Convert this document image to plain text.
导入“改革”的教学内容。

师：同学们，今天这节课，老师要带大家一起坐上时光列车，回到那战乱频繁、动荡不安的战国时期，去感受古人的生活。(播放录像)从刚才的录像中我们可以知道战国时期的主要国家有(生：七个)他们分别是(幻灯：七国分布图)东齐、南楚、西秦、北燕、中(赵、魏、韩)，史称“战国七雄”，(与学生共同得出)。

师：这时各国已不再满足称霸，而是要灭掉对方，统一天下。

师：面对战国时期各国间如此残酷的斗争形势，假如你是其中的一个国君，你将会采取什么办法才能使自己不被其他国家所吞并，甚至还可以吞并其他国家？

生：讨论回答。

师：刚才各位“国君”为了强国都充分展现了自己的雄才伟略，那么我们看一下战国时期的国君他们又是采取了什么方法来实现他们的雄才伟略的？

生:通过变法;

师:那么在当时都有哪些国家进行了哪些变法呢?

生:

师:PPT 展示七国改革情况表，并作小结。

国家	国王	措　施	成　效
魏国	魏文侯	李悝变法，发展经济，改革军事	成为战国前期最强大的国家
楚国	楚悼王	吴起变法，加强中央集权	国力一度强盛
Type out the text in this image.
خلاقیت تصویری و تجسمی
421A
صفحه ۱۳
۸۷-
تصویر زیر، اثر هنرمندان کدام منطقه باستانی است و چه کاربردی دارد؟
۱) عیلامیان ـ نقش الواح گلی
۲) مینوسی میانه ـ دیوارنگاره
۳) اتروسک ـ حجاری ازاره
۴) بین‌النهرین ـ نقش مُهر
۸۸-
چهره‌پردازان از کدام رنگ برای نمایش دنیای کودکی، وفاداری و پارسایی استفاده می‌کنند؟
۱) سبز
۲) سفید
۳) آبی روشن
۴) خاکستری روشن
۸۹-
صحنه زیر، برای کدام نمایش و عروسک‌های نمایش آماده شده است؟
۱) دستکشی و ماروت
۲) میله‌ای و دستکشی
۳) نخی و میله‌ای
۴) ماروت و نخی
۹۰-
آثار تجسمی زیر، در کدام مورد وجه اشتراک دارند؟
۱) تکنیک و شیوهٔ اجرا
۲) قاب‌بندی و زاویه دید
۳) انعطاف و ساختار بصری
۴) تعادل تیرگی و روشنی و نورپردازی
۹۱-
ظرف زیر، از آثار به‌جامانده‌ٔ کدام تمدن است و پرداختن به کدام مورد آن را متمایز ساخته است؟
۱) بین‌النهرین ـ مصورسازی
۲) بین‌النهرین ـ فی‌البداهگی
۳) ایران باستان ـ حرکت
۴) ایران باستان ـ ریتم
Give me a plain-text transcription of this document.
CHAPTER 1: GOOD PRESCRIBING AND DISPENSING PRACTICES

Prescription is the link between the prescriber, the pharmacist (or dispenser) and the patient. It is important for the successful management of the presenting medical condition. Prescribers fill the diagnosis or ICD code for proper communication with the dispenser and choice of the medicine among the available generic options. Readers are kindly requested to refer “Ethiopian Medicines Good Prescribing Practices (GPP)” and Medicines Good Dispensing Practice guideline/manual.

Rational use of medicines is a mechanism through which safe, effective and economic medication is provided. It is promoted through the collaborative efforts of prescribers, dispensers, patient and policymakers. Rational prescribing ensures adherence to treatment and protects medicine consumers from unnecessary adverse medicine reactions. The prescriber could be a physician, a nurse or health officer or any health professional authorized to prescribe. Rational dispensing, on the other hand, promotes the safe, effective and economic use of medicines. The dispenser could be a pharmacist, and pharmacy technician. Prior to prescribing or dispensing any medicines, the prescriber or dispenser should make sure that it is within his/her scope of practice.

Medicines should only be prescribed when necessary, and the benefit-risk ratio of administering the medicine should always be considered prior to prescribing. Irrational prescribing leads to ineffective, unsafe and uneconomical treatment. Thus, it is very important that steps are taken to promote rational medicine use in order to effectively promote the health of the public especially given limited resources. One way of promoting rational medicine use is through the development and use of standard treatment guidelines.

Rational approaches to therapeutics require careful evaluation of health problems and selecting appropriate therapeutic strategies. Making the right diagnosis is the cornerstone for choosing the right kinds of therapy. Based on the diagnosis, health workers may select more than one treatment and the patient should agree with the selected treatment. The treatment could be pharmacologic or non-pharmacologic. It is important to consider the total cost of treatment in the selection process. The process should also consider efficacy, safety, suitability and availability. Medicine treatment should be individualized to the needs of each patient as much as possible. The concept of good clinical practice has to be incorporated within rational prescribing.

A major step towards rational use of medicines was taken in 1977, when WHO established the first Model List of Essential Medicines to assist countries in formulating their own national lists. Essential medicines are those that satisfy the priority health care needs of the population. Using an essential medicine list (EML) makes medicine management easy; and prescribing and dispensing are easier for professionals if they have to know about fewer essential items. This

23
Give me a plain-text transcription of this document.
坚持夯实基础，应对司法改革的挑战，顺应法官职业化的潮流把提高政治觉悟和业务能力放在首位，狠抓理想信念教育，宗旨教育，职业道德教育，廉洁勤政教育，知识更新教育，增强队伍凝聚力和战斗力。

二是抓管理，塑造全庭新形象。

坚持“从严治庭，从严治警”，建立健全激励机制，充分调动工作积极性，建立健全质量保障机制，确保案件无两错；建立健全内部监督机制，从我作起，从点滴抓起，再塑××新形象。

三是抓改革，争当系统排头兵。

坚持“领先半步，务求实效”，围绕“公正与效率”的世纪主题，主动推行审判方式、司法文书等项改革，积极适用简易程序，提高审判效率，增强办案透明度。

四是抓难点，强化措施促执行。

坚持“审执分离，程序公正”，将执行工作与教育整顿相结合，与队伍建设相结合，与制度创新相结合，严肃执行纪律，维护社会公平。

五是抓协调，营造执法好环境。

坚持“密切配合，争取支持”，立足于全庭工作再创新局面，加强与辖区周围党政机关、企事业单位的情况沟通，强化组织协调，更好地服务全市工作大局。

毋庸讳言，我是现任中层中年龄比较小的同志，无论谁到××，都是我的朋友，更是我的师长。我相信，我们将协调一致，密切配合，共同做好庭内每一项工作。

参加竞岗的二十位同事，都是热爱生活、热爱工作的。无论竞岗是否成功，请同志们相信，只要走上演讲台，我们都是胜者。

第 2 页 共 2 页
++++
Task description = Working from the listing above, pick out every line that has "when" and copy it.

Solution to the problem =
Medicines should only be prescribed when necessary, and the benefit-risk ratio of administering the medicine should always be considered prior to prescribing. Irrational prescribing leads to ineffective, unsafe and uneconomical treatment. Thus, it is very important that steps are taken to promote rational medicine use in order to effectively promote the health of the public especially given limited resources. One way of promoting rational medicine use is through the development and use of standard treatment guidelines.
A major step towards rational use of medicines was taken in 1977, when WHO established the first Model List of Essential Medicines to assist countries in formulating their own national lists. Essential medicines are those that satisfy the priority health care needs of the population. Using an essential medicine list (EML) makes medicine management easy; and prescribing and dispensing are easier for professionals if they have to know about fewer essential items. This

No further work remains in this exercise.